* **Records provided**
::::::::

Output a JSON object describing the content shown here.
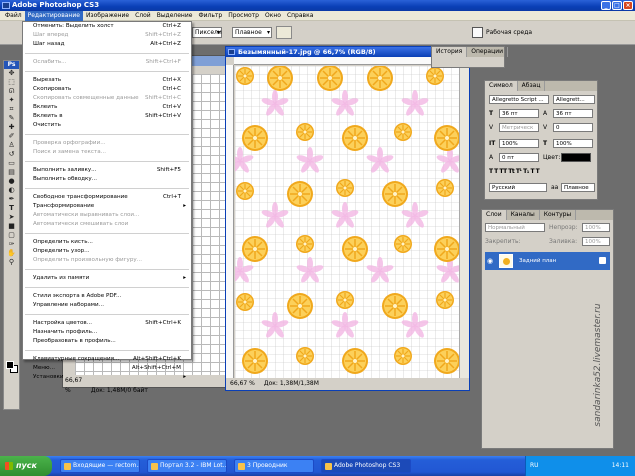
{
  "app": {
    "title": "Adobe Photoshop CS3"
  },
  "menubar": [
    "Файл",
    "Редактирование",
    "Изображение",
    "Слой",
    "Выделение",
    "Фильтр",
    "Просмотр",
    "Окно",
    "Справка"
  ],
  "options": {
    "mode_value": "Пиксели",
    "style_value": "Плавное",
    "zoom_label": "Рабочая среда"
  },
  "edit_menu": [
    {
      "label": "Отменить: Выделить холст",
      "shortcut": "Ctrl+Z",
      "disabled": false
    },
    {
      "label": "Шаг вперед",
      "shortcut": "Shift+Ctrl+Z",
      "disabled": true
    },
    {
      "label": "Шаг назад",
      "shortcut": "Alt+Ctrl+Z",
      "disabled": false
    },
    {
      "sep": true
    },
    {
      "label": "Ослабить...",
      "shortcut": "Shift+Ctrl+F",
      "disabled": true
    },
    {
      "sep": true
    },
    {
      "label": "Вырезать",
      "shortcut": "Ctrl+X",
      "disabled": false
    },
    {
      "label": "Скопировать",
      "shortcut": "Ctrl+C",
      "disabled": false
    },
    {
      "label": "Скопировать совмещенные данные",
      "shortcut": "Shift+Ctrl+C",
      "disabled": true
    },
    {
      "label": "Вклеить",
      "shortcut": "Ctrl+V",
      "disabled": false
    },
    {
      "label": "Вклеить в",
      "shortcut": "Shift+Ctrl+V",
      "disabled": false
    },
    {
      "label": "Очистить",
      "shortcut": "",
      "disabled": false
    },
    {
      "sep": true
    },
    {
      "label": "Проверка орфографии...",
      "shortcut": "",
      "disabled": true
    },
    {
      "label": "Поиск и замена текста...",
      "shortcut": "",
      "disabled": true
    },
    {
      "sep": true
    },
    {
      "label": "Выполнить заливку...",
      "shortcut": "Shift+F5",
      "disabled": false
    },
    {
      "label": "Выполнить обводку...",
      "shortcut": "",
      "disabled": false
    },
    {
      "sep": true
    },
    {
      "label": "Свободное трансформирование",
      "shortcut": "Ctrl+T",
      "disabled": false
    },
    {
      "label": "Трансформирование",
      "shortcut": "",
      "disabled": false,
      "submenu": true
    },
    {
      "label": "Автоматически выравнивать слои...",
      "shortcut": "",
      "disabled": true
    },
    {
      "label": "Автоматически смешивать слои",
      "shortcut": "",
      "disabled": true
    },
    {
      "sep": true
    },
    {
      "label": "Определить кисть...",
      "shortcut": "",
      "disabled": false
    },
    {
      "label": "Определить узор...",
      "shortcut": "",
      "disabled": false
    },
    {
      "label": "Определить произвольную фигуру...",
      "shortcut": "",
      "disabled": true
    },
    {
      "sep": true
    },
    {
      "label": "Удалить из памяти",
      "shortcut": "",
      "disabled": false,
      "submenu": true
    },
    {
      "sep": true
    },
    {
      "label": "Стили экспорта в Adobe PDF...",
      "shortcut": "",
      "disabled": false
    },
    {
      "label": "Управление наборами...",
      "shortcut": "",
      "disabled": false
    },
    {
      "sep": true
    },
    {
      "label": "Настройка цветов...",
      "shortcut": "Shift+Ctrl+K",
      "disabled": false
    },
    {
      "label": "Назначить профиль...",
      "shortcut": "",
      "disabled": false
    },
    {
      "label": "Преобразовать в профиль...",
      "shortcut": "",
      "disabled": false
    },
    {
      "sep": true
    },
    {
      "label": "Клавиатурные сокращения...",
      "shortcut": "Alt+Shift+Ctrl+K",
      "disabled": false
    },
    {
      "label": "Меню...",
      "shortcut": "Alt+Shift+Ctrl+M",
      "disabled": false
    },
    {
      "label": "Установки",
      "shortcut": "",
      "disabled": false,
      "submenu": true
    }
  ],
  "document": {
    "title": "Безымянный-17.jpg @ 66,7% (RGB/8)",
    "zoom": "66,67 %",
    "status": "Док: 1,38M/1,38M"
  },
  "back_document": {
    "zoom": "66,67 %",
    "status": "Док: 1,48M/0 байт"
  },
  "history_panel": {
    "tabs": [
      "История",
      "Операции"
    ]
  },
  "char_panel": {
    "tabs": [
      "Символ",
      "Абзац"
    ],
    "font": "Allegretto Script ...",
    "style": "Allegrett...",
    "size": "36 пт",
    "leading": "36 пт",
    "kerning": "Метрическ",
    "tracking": "0",
    "vscale": "100%",
    "hscale": "100%",
    "baseline": "0 пт",
    "color_label": "Цвет:",
    "language": "Русский",
    "aa_label": "аа",
    "aa_value": "Плавное",
    "text_color": "#000000"
  },
  "layers_panel": {
    "tabs": [
      "Слои",
      "Каналы",
      "Контуры"
    ],
    "blend": "Нормальный",
    "opacity_label": "Непрозр:",
    "opacity": "100%",
    "lock_label": "Закрепить:",
    "fill_label": "Заливка:",
    "fill": "100%",
    "layer_name": "Задний план"
  },
  "watermark": "sandarinka52.livemaster.ru",
  "taskbar": {
    "start": "пуск",
    "tasks": [
      "Входящие — rectom...",
      "Портал 3.2 - IBM Lot...",
      "3 Проводник",
      "Adobe Photoshop CS3"
    ],
    "lang": "RU",
    "clock": "14:11"
  }
}
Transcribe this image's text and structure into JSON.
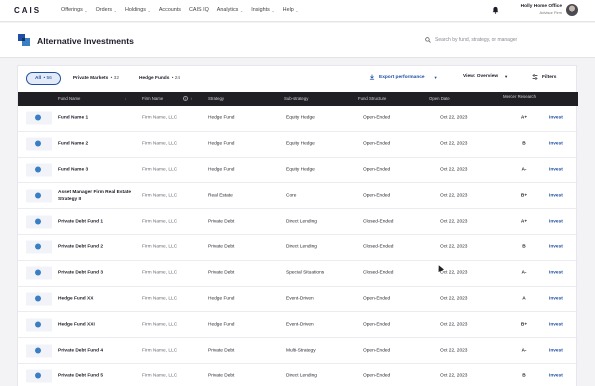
{
  "nav": {
    "logo": "CAIS",
    "items": [
      {
        "label": "Offerings",
        "dropdown": true
      },
      {
        "label": "Orders",
        "dropdown": true
      },
      {
        "label": "Holdings",
        "dropdown": true
      },
      {
        "label": "Accounts",
        "dropdown": false
      },
      {
        "label": "CAIS IQ",
        "dropdown": false
      },
      {
        "label": "Analytics",
        "dropdown": true
      },
      {
        "label": "Insights",
        "dropdown": true
      },
      {
        "label": "Help",
        "dropdown": true
      }
    ],
    "user_name": "Holly Home Office",
    "user_role": "Advisor Firm"
  },
  "page": {
    "title": "Alternative Investments",
    "search_placeholder": "Search by fund, strategy, or manager"
  },
  "filters": [
    {
      "label": "All",
      "count": "• 56",
      "active": true
    },
    {
      "label": "Private Markets",
      "count": "• 32",
      "active": false
    },
    {
      "label": "Hedge Funds",
      "count": "• 24",
      "active": false
    }
  ],
  "toolbar": {
    "export_label": "Export performance",
    "view_label": "View: Overview",
    "filters_label": "Filters"
  },
  "table": {
    "headers": {
      "fund_name": "Fund Name",
      "firm_name": "Firm Name",
      "strategy": "Strategy",
      "sub_strategy": "Sub-strategy",
      "fund_structure": "Fund Structure",
      "open_date": "Open Date",
      "mercer": "Mercer Research"
    },
    "rows": [
      {
        "name": "Fund Name 1",
        "firm": "Firm Name, LLC",
        "strategy": "Hedge Fund",
        "sub": "Equity Hedge",
        "structure": "Open-Ended",
        "date": "Oct 22, 2023",
        "mercer": "A+",
        "action": "Invest"
      },
      {
        "name": "Fund Name 2",
        "firm": "Firm Name, LLC",
        "strategy": "Hedge Fund",
        "sub": "Equity Hedge",
        "structure": "Open-Ended",
        "date": "Oct 22, 2023",
        "mercer": "B",
        "action": "Invest"
      },
      {
        "name": "Fund Name 3",
        "firm": "Firm Name, LLC",
        "strategy": "Hedge Fund",
        "sub": "Equity Hedge",
        "structure": "Open-Ended",
        "date": "Oct 22, 2023",
        "mercer": "A-",
        "action": "Invest"
      },
      {
        "name": "Asset Manager Firm Real Estate Strategy II",
        "firm": "Firm Name, LLC",
        "strategy": "Real Estate",
        "sub": "Core",
        "structure": "Open-Ended",
        "date": "Oct 22, 2023",
        "mercer": "B+",
        "action": "Invest"
      },
      {
        "name": "Private Debt Fund 1",
        "firm": "Firm Name, LLC",
        "strategy": "Private Debt",
        "sub": "Direct Lending",
        "structure": "Closed-Ended",
        "date": "Oct 22, 2023",
        "mercer": "A+",
        "action": "Invest"
      },
      {
        "name": "Private Debt Fund 2",
        "firm": "Firm Name, LLC",
        "strategy": "Private Debt",
        "sub": "Direct Lending",
        "structure": "Closed-Ended",
        "date": "Oct 22, 2023",
        "mercer": "B",
        "action": "Invest"
      },
      {
        "name": "Private Debt Fund 3",
        "firm": "Firm Name, LLC",
        "strategy": "Private Debt",
        "sub": "Special Situations",
        "structure": "Closed-Ended",
        "date": "Oct 22, 2023",
        "mercer": "A-",
        "action": "Invest"
      },
      {
        "name": "Hedge Fund XX",
        "firm": "Firm Name, LLC",
        "strategy": "Hedge Fund",
        "sub": "Event-Driven",
        "structure": "Open-Ended",
        "date": "Oct 22, 2023",
        "mercer": "A",
        "action": "Invest"
      },
      {
        "name": "Hedge Fund XXI",
        "firm": "Firm Name, LLC",
        "strategy": "Hedge Fund",
        "sub": "Event-Driven",
        "structure": "Open-Ended",
        "date": "Oct 22, 2023",
        "mercer": "B+",
        "action": "Invest"
      },
      {
        "name": "Private Debt Fund 4",
        "firm": "Firm Name, LLC",
        "strategy": "Private Debt",
        "sub": "Multi-Strategy",
        "structure": "Open-Ended",
        "date": "Oct 22, 2023",
        "mercer": "A-",
        "action": "Invest"
      },
      {
        "name": "Private Debt Fund 5",
        "firm": "Firm Name, LLC",
        "strategy": "Private Debt",
        "sub": "Direct Lending",
        "structure": "Open-Ended",
        "date": "Oct 22, 2023",
        "mercer": "B",
        "action": "Invest"
      }
    ]
  },
  "colors": {
    "accent": "#1e4fa3",
    "header_bg": "#1f1f24",
    "page_bg": "#f3f3f5"
  }
}
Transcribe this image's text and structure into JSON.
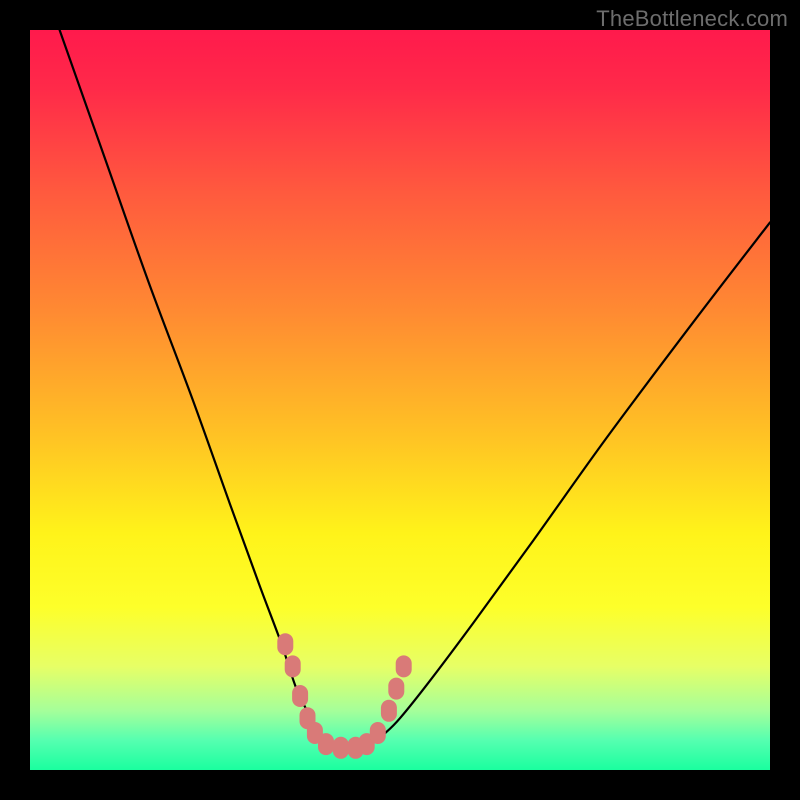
{
  "watermark": {
    "text": "TheBottleneck.com"
  },
  "colors": {
    "frame": "#000000",
    "curve": "#000000",
    "marker": "#d97a78",
    "gradient_stops": [
      {
        "offset": 0.0,
        "color": "#ff1a4c"
      },
      {
        "offset": 0.08,
        "color": "#ff2a49"
      },
      {
        "offset": 0.22,
        "color": "#ff5a3e"
      },
      {
        "offset": 0.38,
        "color": "#ff8a32"
      },
      {
        "offset": 0.55,
        "color": "#ffc324"
      },
      {
        "offset": 0.68,
        "color": "#fff31a"
      },
      {
        "offset": 0.78,
        "color": "#fdff2a"
      },
      {
        "offset": 0.86,
        "color": "#e7ff66"
      },
      {
        "offset": 0.92,
        "color": "#a5ff9a"
      },
      {
        "offset": 0.96,
        "color": "#55ffb0"
      },
      {
        "offset": 1.0,
        "color": "#1aff9f"
      }
    ]
  },
  "chart_data": {
    "type": "line",
    "title": "",
    "xlabel": "",
    "ylabel": "",
    "xlim": [
      0,
      100
    ],
    "ylim": [
      0,
      100
    ],
    "note": "Axes are unlabeled in the source image; values are relative percentages of the plot area (0 = bottom/left, 100 = top/right). The curve depicts a bottleneck-style V: steep descent from top-left to a flat minimum near x≈38–46, then a shallower rise toward the right.",
    "series": [
      {
        "name": "bottleneck-curve",
        "x": [
          4,
          10,
          16,
          22,
          27,
          31,
          34,
          36,
          38,
          40,
          42,
          44,
          46,
          48,
          50,
          54,
          60,
          68,
          78,
          90,
          100
        ],
        "values": [
          100,
          83,
          66,
          50,
          36,
          25,
          17,
          11,
          7,
          4,
          3,
          3,
          3.5,
          5,
          7,
          12,
          20,
          31,
          45,
          61,
          74
        ]
      }
    ],
    "markers": {
      "name": "highlighted-points",
      "note": "Pink rounded markers clustered around the curve minimum.",
      "points": [
        {
          "x": 34.5,
          "y": 17
        },
        {
          "x": 35.5,
          "y": 14
        },
        {
          "x": 36.5,
          "y": 10
        },
        {
          "x": 37.5,
          "y": 7
        },
        {
          "x": 38.5,
          "y": 5
        },
        {
          "x": 40.0,
          "y": 3.5
        },
        {
          "x": 42.0,
          "y": 3
        },
        {
          "x": 44.0,
          "y": 3
        },
        {
          "x": 45.5,
          "y": 3.5
        },
        {
          "x": 47.0,
          "y": 5
        },
        {
          "x": 48.5,
          "y": 8
        },
        {
          "x": 49.5,
          "y": 11
        },
        {
          "x": 50.5,
          "y": 14
        }
      ]
    }
  }
}
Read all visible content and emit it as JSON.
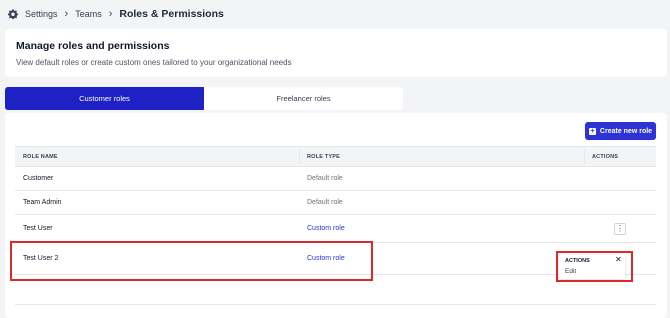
{
  "breadcrumb": {
    "icon": "gear-icon",
    "items": [
      "Settings",
      "Teams",
      "Roles & Permissions"
    ]
  },
  "header": {
    "title": "Manage roles and permissions",
    "subtitle": "View default roles or create custom ones tailored to your organizational needs"
  },
  "tabs": [
    {
      "label": "Customer roles",
      "active": true
    },
    {
      "label": "Freelancer roles",
      "active": false
    }
  ],
  "create_button": {
    "label": "Create new role",
    "icon": "plus-square-icon"
  },
  "table": {
    "columns": [
      "ROLE NAME",
      "ROLE TYPE",
      "ACTIONS"
    ],
    "rows": [
      {
        "name": "Customer",
        "type": "Default role"
      },
      {
        "name": "Team Admin",
        "type": "Default role"
      },
      {
        "name": "Test User",
        "type": "Custom role"
      },
      {
        "name": "Test User 2",
        "type": "Custom role"
      }
    ]
  },
  "actions_popup": {
    "title": "ACTIONS",
    "items": [
      "Edit"
    ]
  },
  "colors": {
    "accent": "#1e22c4",
    "button": "#2d33d6",
    "highlight": "#d92b2b"
  }
}
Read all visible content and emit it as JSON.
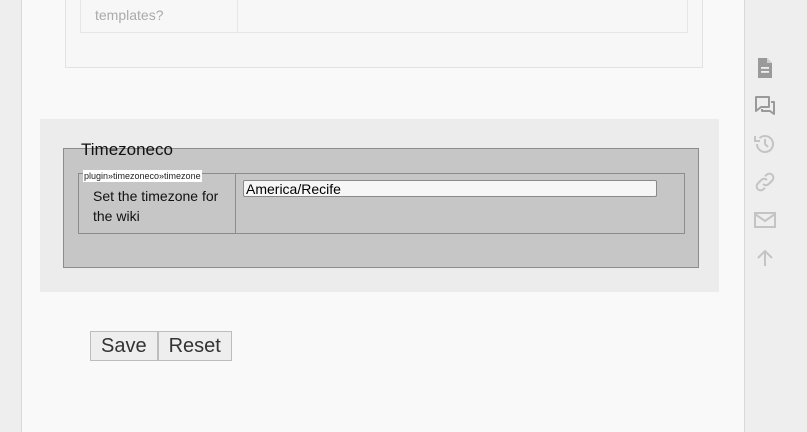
{
  "previous_section": {
    "label": "templates?"
  },
  "timezone_section": {
    "legend": "Timezoneco",
    "plugin_key": "plugin»timezoneco»timezone",
    "label": "Set the timezone for the wiki",
    "value": "America/Recife"
  },
  "actions": {
    "save_label": "Save",
    "reset_label": "Reset"
  },
  "toolbar": {
    "items": [
      "document-icon",
      "discussion-icon",
      "history-icon",
      "link-icon",
      "mail-icon",
      "arrow-up-icon"
    ]
  },
  "colors": {
    "fieldset_bg": "#c6c6c6",
    "icon": "#9a9a9a"
  }
}
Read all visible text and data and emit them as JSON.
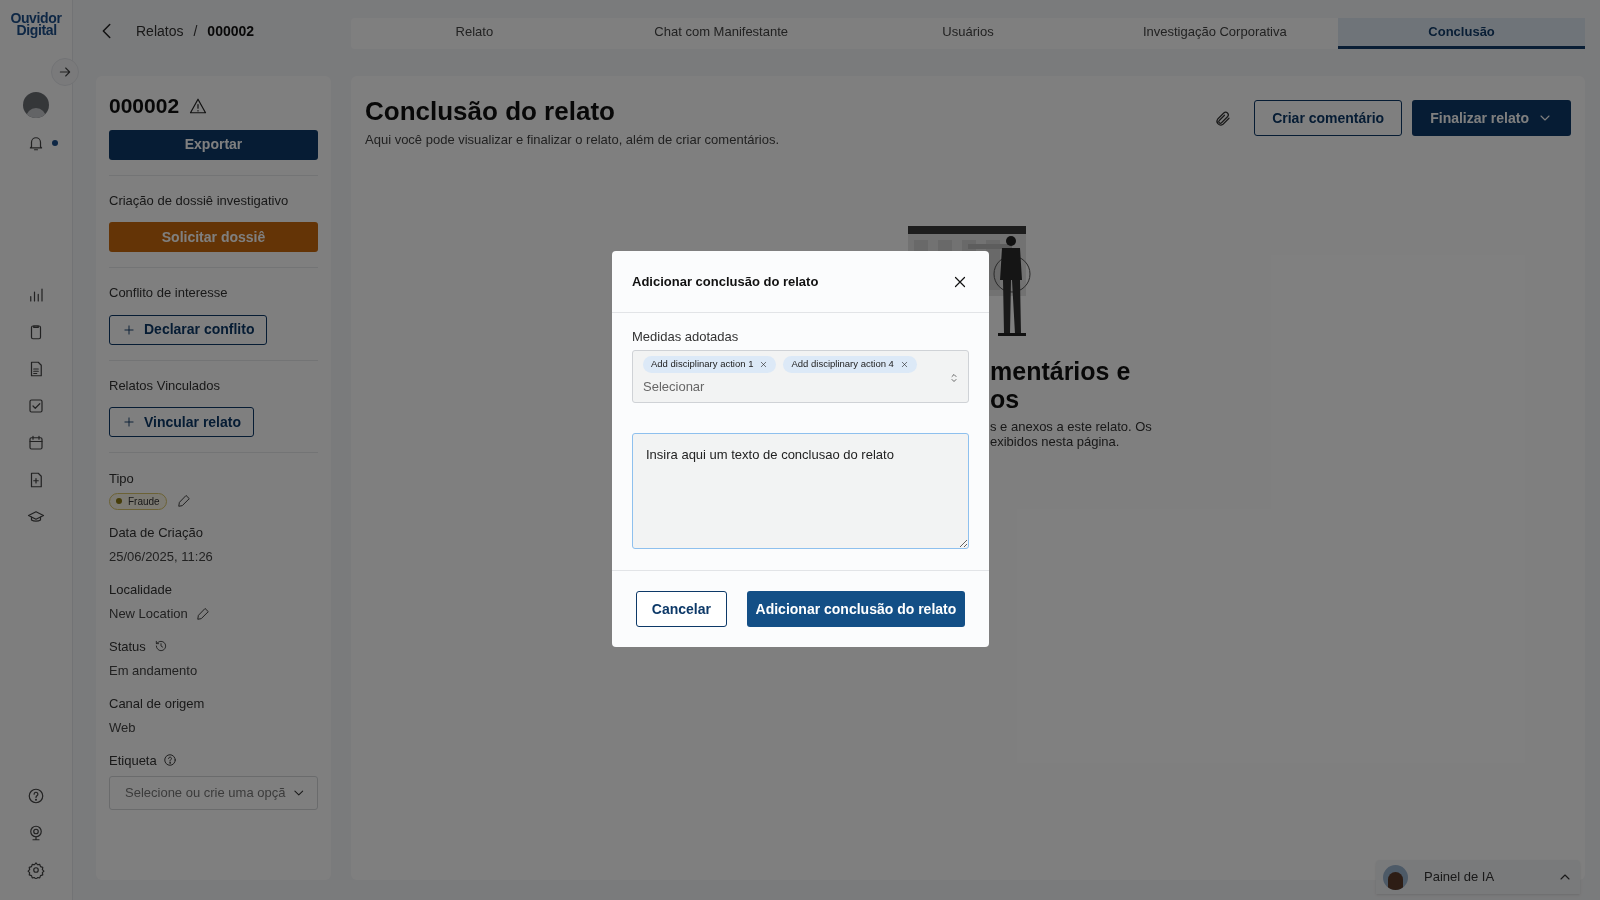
{
  "logo": {
    "lines": [
      "Ouvidor",
      "Digital"
    ]
  },
  "breadcrumb": {
    "parent": "Relatos",
    "separator": "/",
    "current": "000002"
  },
  "tabs": [
    {
      "label": "Relato",
      "selected": false
    },
    {
      "label": "Chat com Manifestante",
      "selected": false
    },
    {
      "label": "Usuários",
      "selected": false
    },
    {
      "label": "Investigação Corporativa",
      "selected": false
    },
    {
      "label": "Conclusão",
      "selected": true
    }
  ],
  "sidebar": {
    "id": "000002",
    "export_button": "Exportar",
    "dossier": {
      "label": "Criação de dossiê investigativo",
      "button": "Solicitar dossiê"
    },
    "conflict": {
      "label": "Conflito de interesse",
      "button": "Declarar conflito"
    },
    "linked": {
      "label": "Relatos Vinculados",
      "button": "Vincular relato"
    },
    "tipo": {
      "label": "Tipo",
      "badge": "Fraude"
    },
    "created": {
      "label": "Data de Criação",
      "value": "25/06/2025, 11:26"
    },
    "location": {
      "label": "Localidade",
      "value": "New Location"
    },
    "status": {
      "label": "Status",
      "value": "Em andamento"
    },
    "channel": {
      "label": "Canal de origem",
      "value": "Web"
    },
    "tag": {
      "label": "Etiqueta",
      "placeholder": "Selecione ou crie uma opçã"
    }
  },
  "main": {
    "title": "Conclusão do relato",
    "subtitle": "Aqui você pode visualizar e finalizar o relato, além de criar comentários.",
    "comment_button": "Criar comentário",
    "finalize_button": "Finalizar relato",
    "empty_state": {
      "title_lines": [
        "mentários e",
        "os"
      ],
      "text_lines": [
        "s e anexos a este relato. Os",
        "exibidos nesta página."
      ]
    }
  },
  "modal": {
    "title": "Adicionar conclusão do relato",
    "field_label": "Medidas adotadas",
    "chips": [
      "Add disciplinary action 1",
      "Add disciplinary action 4"
    ],
    "select_placeholder": "Selecionar",
    "textarea_value": "Insira aqui um texto de conclusao do relato",
    "cancel_button": "Cancelar",
    "submit_button": "Adicionar conclusão do relato"
  },
  "ai_panel": {
    "label": "Painel de IA"
  }
}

::::::::

* **Request**
Scan the material above for the string "minimum" and return the lines that hold it.

* **Solution to the problem**
    "note": "Axes are unlabeled in the source image; values are relative percentages of the plot area (0 = bottom/left, 100 = top/right). The curve depicts a bottleneck-style V: steep descent from top-left to a flat minimum near x≈38–46, then a shallower rise toward the right.",
      "note": "Pink rounded markers clustered around the curve minimum.",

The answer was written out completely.